Problem: Restate each entry word for word, leaving nothing out.

[BEGIN Input for this task]

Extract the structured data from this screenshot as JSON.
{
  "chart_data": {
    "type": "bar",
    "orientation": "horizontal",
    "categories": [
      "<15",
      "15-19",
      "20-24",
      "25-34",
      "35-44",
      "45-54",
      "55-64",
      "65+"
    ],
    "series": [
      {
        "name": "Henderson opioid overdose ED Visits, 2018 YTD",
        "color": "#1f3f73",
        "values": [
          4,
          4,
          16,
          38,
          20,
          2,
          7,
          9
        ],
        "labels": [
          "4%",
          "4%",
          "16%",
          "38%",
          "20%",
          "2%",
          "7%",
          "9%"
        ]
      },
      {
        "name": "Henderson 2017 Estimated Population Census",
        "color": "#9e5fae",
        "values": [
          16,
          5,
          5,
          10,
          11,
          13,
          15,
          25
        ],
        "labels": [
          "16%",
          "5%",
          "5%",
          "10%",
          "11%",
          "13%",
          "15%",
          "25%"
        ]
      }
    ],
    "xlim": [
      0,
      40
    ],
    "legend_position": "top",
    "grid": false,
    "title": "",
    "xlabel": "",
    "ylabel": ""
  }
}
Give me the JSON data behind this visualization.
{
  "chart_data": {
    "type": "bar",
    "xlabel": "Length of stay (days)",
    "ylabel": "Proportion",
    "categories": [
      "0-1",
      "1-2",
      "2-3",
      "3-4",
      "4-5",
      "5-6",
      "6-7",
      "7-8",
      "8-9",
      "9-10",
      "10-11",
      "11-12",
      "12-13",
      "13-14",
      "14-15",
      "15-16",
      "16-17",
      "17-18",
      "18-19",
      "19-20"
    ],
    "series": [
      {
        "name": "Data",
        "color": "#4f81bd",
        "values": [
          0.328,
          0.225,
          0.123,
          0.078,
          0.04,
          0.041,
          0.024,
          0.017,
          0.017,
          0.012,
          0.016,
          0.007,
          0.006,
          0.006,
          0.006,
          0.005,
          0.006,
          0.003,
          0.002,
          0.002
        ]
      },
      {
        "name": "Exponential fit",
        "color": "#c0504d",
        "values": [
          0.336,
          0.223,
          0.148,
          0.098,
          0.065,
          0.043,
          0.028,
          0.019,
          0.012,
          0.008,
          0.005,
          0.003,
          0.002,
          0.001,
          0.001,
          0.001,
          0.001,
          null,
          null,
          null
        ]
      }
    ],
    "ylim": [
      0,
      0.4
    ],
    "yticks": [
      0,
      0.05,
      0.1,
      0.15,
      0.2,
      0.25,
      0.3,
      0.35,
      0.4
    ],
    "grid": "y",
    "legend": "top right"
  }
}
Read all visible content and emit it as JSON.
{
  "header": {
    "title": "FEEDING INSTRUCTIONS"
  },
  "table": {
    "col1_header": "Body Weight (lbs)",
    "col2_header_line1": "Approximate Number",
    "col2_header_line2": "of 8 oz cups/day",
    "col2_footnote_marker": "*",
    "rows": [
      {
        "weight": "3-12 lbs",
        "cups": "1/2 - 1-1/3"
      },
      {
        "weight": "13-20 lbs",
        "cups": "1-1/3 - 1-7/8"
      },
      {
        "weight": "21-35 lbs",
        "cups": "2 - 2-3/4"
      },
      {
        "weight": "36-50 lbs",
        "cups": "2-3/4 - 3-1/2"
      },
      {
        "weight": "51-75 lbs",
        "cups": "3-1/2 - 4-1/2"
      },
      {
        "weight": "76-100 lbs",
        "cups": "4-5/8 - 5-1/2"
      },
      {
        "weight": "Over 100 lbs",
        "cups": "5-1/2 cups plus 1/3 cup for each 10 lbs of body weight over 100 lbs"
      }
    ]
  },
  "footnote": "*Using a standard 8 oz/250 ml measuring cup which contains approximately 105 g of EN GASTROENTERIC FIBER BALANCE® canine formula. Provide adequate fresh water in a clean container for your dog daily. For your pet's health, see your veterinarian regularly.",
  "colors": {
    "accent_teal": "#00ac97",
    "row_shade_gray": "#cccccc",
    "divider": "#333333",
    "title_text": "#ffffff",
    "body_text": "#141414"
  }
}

[END Input for this task]

Task answer:
Extract the structured data from this screenshot as JSON.
{
  "chart_data": {
    "type": "bar",
    "orientation": "horizontal",
    "categories": [
      "<15",
      "15-19",
      "20-24",
      "25-34",
      "35-44",
      "45-54",
      "55-64",
      "65+"
    ],
    "series": [
      {
        "name": "Henderson opioid overdose ED Visits, 2018 YTD",
        "color": "#1f3f73",
        "values": [
          4,
          4,
          16,
          38,
          20,
          2,
          7,
          9
        ],
        "labels": [
          "4%",
          "4%",
          "16%",
          "38%",
          "20%",
          "2%",
          "7%",
          "9%"
        ]
      },
      {
        "name": "Henderson 2017 Estimated Population Census",
        "color": "#9e5fae",
        "values": [
          16,
          5,
          5,
          10,
          11,
          13,
          15,
          25
        ],
        "labels": [
          "16%",
          "5%",
          "5%",
          "10%",
          "11%",
          "13%",
          "15%",
          "25%"
        ]
      }
    ],
    "xlim": [
      0,
      40
    ],
    "legend_position": "top",
    "grid": false,
    "title": "",
    "xlabel": "",
    "ylabel": ""
  }
}
Give me the JSON data behind this visualization.
{
  "chart_data": {
    "type": "bar",
    "xlabel": "Length of stay (days)",
    "ylabel": "Proportion",
    "categories": [
      "0-1",
      "1-2",
      "2-3",
      "3-4",
      "4-5",
      "5-6",
      "6-7",
      "7-8",
      "8-9",
      "9-10",
      "10-11",
      "11-12",
      "12-13",
      "13-14",
      "14-15",
      "15-16",
      "16-17",
      "17-18",
      "18-19",
      "19-20"
    ],
    "series": [
      {
        "name": "Data",
        "color": "#4f81bd",
        "values": [
          0.328,
          0.225,
          0.123,
          0.078,
          0.04,
          0.041,
          0.024,
          0.017,
          0.017,
          0.012,
          0.016,
          0.007,
          0.006,
          0.006,
          0.006,
          0.005,
          0.006,
          0.003,
          0.002,
          0.002
        ]
      },
      {
        "name": "Exponential fit",
        "color": "#c0504d",
        "values": [
          0.336,
          0.223,
          0.148,
          0.098,
          0.065,
          0.043,
          0.028,
          0.019,
          0.012,
          0.008,
          0.005,
          0.003,
          0.002,
          0.001,
          0.001,
          0.001,
          0.001,
          null,
          null,
          null
        ]
      }
    ],
    "ylim": [
      0,
      0.4
    ],
    "yticks": [
      0,
      0.05,
      0.1,
      0.15,
      0.2,
      0.25,
      0.3,
      0.35,
      0.4
    ],
    "grid": "y",
    "legend": "top right"
  }
}
Read all visible content and emit it as JSON.
{
  "header": {
    "title": "FEEDING INSTRUCTIONS"
  },
  "table": {
    "col1_header": "Body Weight (lbs)",
    "col2_header_line1": "Approximate Number",
    "col2_header_line2": "of 8 oz cups/day",
    "col2_footnote_marker": "*",
    "rows": [
      {
        "weight": "3-12 lbs",
        "cups": "1/2 - 1-1/3"
      },
      {
        "weight": "13-20 lbs",
        "cups": "1-1/3 - 1-7/8"
      },
      {
        "weight": "21-35 lbs",
        "cups": "2 - 2-3/4"
      },
      {
        "weight": "36-50 lbs",
        "cups": "2-3/4 - 3-1/2"
      },
      {
        "weight": "51-75 lbs",
        "cups": "3-1/2 - 4-1/2"
      },
      {
        "weight": "76-100 lbs",
        "cups": "4-5/8 - 5-1/2"
      },
      {
        "weight": "Over 100 lbs",
        "cups": "5-1/2 cups plus 1/3 cup for each 10 lbs of body weight over 100 lbs"
      }
    ]
  },
  "footnote": "*Using a standard 8 oz/250 ml measuring cup which contains approximately 105 g of EN GASTROENTERIC FIBER BALANCE® canine formula. Provide adequate fresh water in a clean container for your dog daily. For your pet's health, see your veterinarian regularly.",
  "colors": {
    "accent_teal": "#00ac97",
    "row_shade_gray": "#cccccc",
    "divider": "#333333",
    "title_text": "#ffffff",
    "body_text": "#141414"
  }
}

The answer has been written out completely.